**Request**
From the listing below, pick out each line with the word "text".

— START Rows —

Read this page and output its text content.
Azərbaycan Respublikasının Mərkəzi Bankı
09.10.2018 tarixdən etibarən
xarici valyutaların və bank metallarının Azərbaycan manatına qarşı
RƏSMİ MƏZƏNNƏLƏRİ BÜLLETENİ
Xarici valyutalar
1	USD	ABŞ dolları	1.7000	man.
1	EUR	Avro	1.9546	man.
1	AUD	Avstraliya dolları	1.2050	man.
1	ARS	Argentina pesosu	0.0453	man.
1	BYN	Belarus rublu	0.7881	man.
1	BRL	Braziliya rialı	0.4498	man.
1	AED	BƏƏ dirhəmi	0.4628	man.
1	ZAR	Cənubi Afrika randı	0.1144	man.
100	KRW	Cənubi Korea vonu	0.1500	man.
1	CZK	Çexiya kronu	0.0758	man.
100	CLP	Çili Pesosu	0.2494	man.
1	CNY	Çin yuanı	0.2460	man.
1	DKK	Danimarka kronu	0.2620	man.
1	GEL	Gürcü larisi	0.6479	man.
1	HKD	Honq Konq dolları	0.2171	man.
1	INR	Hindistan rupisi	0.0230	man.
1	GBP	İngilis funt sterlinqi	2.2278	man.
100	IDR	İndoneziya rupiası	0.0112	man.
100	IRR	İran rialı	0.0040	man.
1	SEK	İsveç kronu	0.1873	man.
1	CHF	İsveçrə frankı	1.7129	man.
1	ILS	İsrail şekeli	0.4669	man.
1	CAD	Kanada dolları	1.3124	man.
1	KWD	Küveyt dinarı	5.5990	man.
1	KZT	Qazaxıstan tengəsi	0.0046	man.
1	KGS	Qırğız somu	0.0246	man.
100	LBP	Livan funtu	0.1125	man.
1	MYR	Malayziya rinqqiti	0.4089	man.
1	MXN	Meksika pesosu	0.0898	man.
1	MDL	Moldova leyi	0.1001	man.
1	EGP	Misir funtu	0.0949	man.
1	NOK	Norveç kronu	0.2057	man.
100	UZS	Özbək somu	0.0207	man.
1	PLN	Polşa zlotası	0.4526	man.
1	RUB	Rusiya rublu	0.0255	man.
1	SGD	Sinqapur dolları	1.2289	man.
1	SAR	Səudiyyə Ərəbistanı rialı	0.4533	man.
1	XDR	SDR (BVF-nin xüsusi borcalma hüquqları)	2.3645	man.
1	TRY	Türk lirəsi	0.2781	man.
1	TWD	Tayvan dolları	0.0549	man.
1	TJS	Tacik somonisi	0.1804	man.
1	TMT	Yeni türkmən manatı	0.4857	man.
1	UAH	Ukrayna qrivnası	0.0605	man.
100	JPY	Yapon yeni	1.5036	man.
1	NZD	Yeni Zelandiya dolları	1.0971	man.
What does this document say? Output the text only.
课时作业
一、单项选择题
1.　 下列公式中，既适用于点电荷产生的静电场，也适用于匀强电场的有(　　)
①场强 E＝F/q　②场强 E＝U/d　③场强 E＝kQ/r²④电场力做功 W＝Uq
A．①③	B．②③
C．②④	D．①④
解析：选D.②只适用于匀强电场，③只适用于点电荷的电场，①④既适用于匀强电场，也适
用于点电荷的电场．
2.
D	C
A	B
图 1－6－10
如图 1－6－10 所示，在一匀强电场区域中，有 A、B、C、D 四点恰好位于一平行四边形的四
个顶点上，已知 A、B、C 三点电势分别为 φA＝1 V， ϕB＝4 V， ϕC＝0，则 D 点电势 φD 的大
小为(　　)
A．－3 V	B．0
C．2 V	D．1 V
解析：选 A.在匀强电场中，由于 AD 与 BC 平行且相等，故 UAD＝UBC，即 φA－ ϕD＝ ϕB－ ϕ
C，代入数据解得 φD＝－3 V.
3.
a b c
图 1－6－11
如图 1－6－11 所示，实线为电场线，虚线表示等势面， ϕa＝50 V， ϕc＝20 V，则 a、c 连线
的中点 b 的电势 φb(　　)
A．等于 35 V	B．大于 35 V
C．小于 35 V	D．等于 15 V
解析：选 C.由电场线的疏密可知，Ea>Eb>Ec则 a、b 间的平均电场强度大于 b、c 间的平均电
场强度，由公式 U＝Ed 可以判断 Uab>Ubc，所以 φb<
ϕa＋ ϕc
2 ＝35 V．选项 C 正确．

— END Rows —

**Result for this exercise**
Read this page and output its text content.
What does this document say? Output the text only.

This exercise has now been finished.